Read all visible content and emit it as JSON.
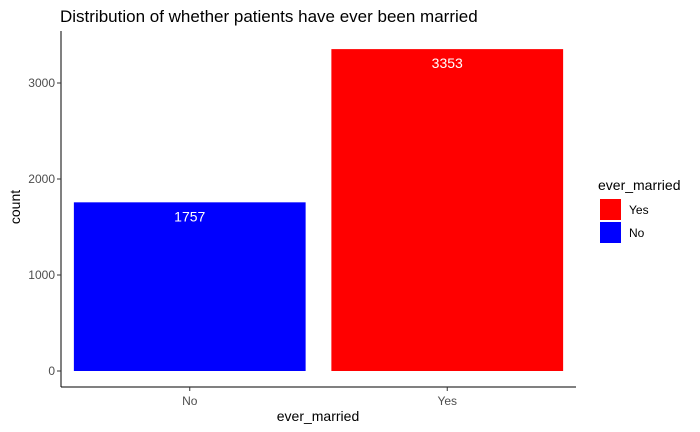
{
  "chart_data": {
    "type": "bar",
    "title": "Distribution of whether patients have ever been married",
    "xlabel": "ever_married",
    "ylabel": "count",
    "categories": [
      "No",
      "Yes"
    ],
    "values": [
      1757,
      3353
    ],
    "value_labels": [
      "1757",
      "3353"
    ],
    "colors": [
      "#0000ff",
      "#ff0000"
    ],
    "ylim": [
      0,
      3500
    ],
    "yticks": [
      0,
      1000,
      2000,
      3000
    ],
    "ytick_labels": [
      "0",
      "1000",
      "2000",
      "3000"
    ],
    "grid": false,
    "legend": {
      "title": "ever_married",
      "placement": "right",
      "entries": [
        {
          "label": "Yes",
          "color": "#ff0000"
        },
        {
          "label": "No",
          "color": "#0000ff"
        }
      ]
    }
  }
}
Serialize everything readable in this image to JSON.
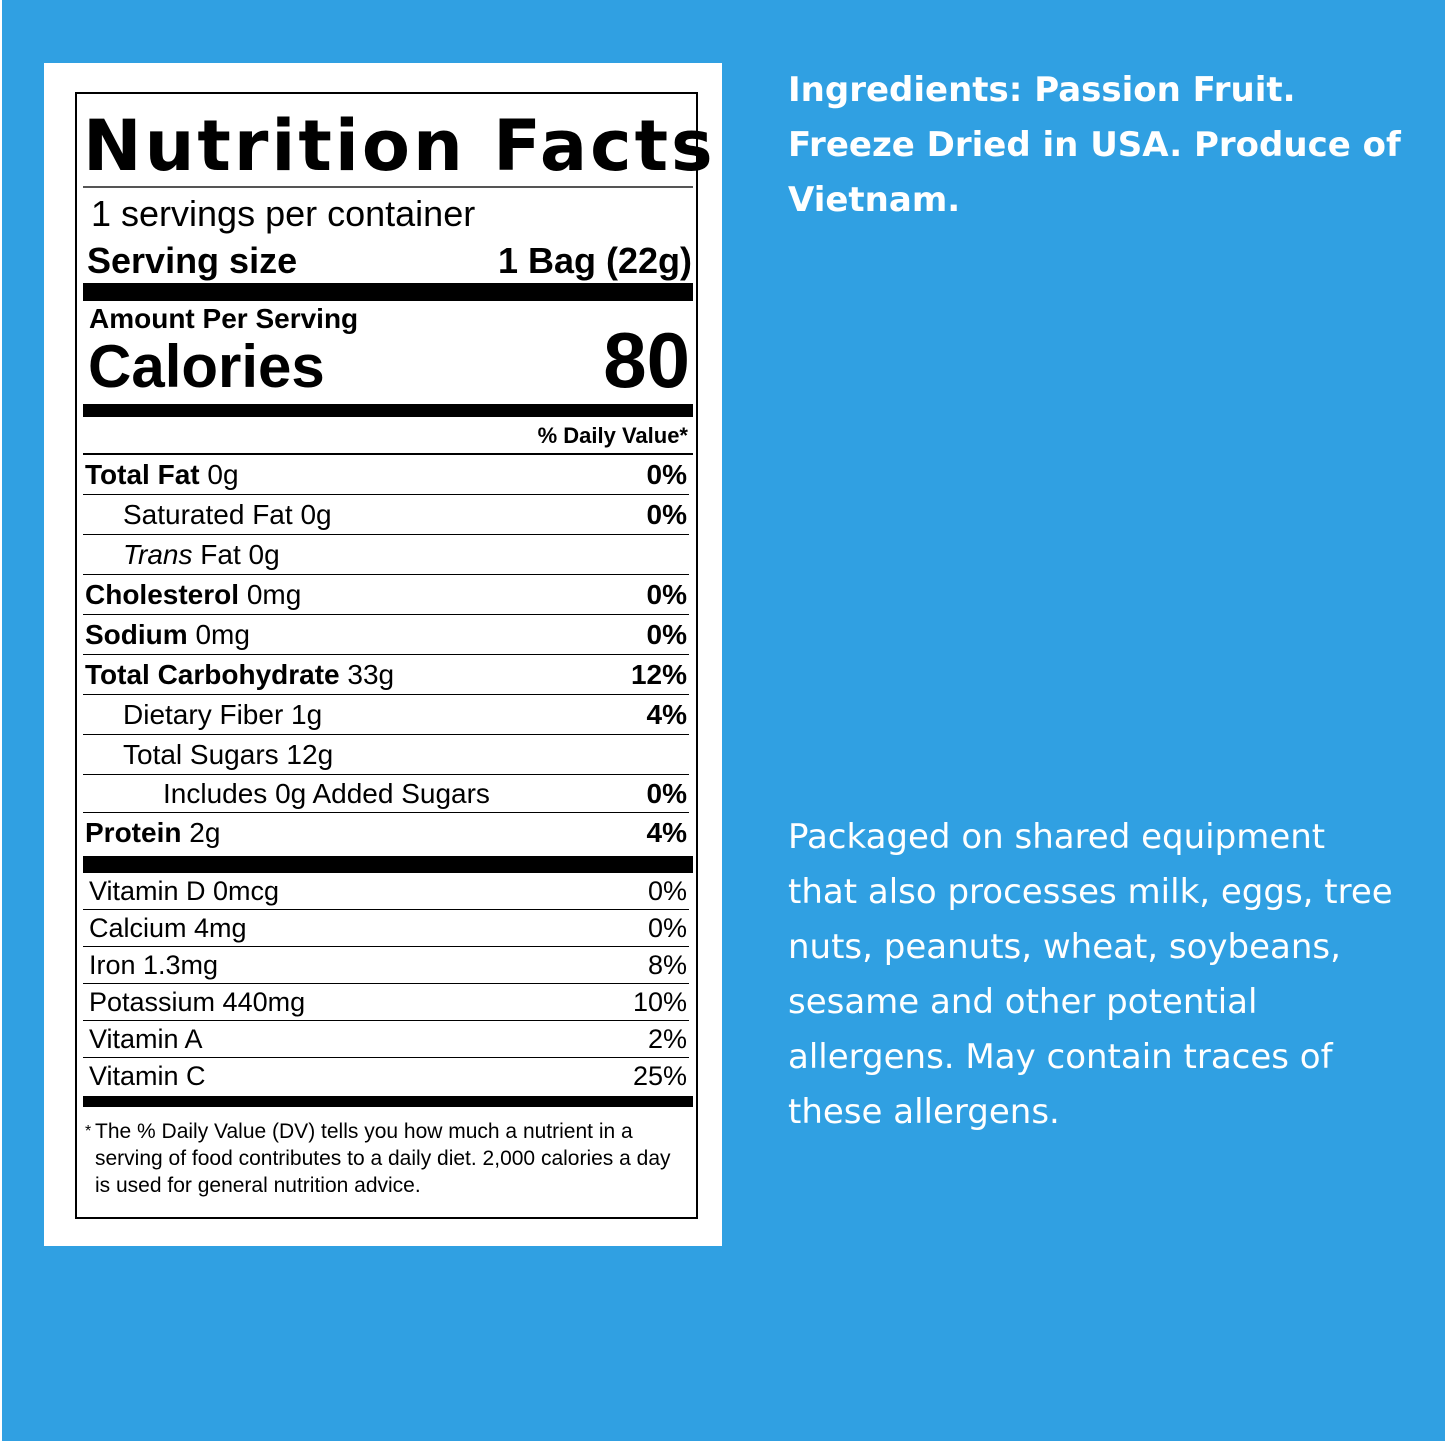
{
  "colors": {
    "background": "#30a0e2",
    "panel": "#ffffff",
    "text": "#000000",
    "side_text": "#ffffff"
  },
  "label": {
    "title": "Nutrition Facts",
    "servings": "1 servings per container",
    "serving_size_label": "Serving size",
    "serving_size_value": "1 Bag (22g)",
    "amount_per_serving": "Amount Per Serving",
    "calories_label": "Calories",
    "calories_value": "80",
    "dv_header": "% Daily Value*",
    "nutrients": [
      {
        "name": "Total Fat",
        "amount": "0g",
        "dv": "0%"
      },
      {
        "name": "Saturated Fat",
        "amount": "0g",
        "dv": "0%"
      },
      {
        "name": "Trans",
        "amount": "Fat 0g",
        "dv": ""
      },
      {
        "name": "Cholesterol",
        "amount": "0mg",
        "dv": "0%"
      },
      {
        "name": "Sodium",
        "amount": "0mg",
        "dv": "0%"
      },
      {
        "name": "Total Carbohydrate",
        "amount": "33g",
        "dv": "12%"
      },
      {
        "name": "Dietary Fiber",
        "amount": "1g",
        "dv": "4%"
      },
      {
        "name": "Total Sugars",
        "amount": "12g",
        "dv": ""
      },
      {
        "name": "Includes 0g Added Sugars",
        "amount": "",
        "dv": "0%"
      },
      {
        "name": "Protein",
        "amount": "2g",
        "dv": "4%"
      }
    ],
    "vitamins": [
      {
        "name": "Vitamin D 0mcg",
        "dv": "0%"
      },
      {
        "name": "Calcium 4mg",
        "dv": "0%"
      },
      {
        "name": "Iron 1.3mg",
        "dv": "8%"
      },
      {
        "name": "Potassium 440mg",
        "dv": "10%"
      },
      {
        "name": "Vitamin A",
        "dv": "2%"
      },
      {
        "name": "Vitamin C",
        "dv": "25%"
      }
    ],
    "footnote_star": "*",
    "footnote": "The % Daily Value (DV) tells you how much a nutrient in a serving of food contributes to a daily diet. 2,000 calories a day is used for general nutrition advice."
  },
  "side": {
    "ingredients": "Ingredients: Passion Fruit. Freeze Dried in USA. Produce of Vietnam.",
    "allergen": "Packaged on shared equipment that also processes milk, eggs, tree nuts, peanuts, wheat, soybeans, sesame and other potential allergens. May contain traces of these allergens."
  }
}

========================

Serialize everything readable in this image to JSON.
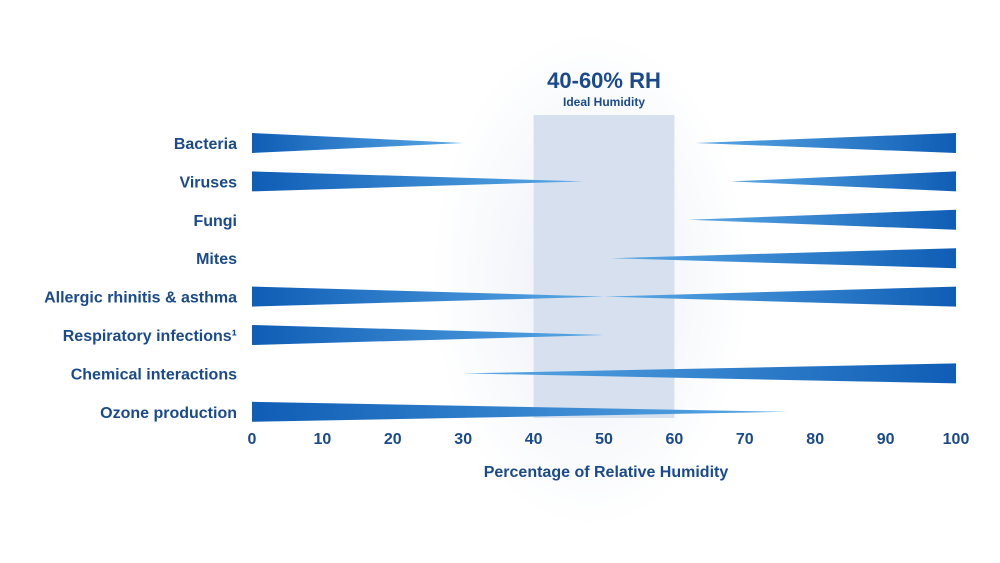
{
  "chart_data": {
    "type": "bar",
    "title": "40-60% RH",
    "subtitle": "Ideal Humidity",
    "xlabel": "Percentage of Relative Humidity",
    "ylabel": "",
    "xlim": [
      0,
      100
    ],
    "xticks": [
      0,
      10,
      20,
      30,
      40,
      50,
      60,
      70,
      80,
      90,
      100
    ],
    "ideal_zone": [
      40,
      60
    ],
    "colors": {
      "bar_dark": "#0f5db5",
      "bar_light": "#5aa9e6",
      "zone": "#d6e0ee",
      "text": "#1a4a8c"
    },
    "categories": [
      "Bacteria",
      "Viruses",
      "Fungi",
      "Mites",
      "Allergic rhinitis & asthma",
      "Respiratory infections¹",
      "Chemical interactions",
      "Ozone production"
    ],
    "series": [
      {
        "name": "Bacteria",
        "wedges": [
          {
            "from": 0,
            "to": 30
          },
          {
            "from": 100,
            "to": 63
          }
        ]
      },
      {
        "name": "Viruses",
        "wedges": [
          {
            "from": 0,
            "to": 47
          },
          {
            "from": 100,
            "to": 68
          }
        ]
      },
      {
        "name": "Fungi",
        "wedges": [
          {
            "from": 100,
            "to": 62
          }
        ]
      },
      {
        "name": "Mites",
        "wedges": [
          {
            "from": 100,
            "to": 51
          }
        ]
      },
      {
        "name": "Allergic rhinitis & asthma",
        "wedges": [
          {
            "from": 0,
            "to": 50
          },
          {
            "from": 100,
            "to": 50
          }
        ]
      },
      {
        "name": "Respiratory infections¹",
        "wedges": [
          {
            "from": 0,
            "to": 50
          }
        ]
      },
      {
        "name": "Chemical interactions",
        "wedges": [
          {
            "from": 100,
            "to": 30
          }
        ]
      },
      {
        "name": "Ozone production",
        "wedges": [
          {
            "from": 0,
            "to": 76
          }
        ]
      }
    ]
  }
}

========================

■ **HOW TO COMPLETE THIS TASK**
Give the number of lines in the data that include the string "Ozone", please, and nothing else.

■ **EXERCISE SOLUTION**
2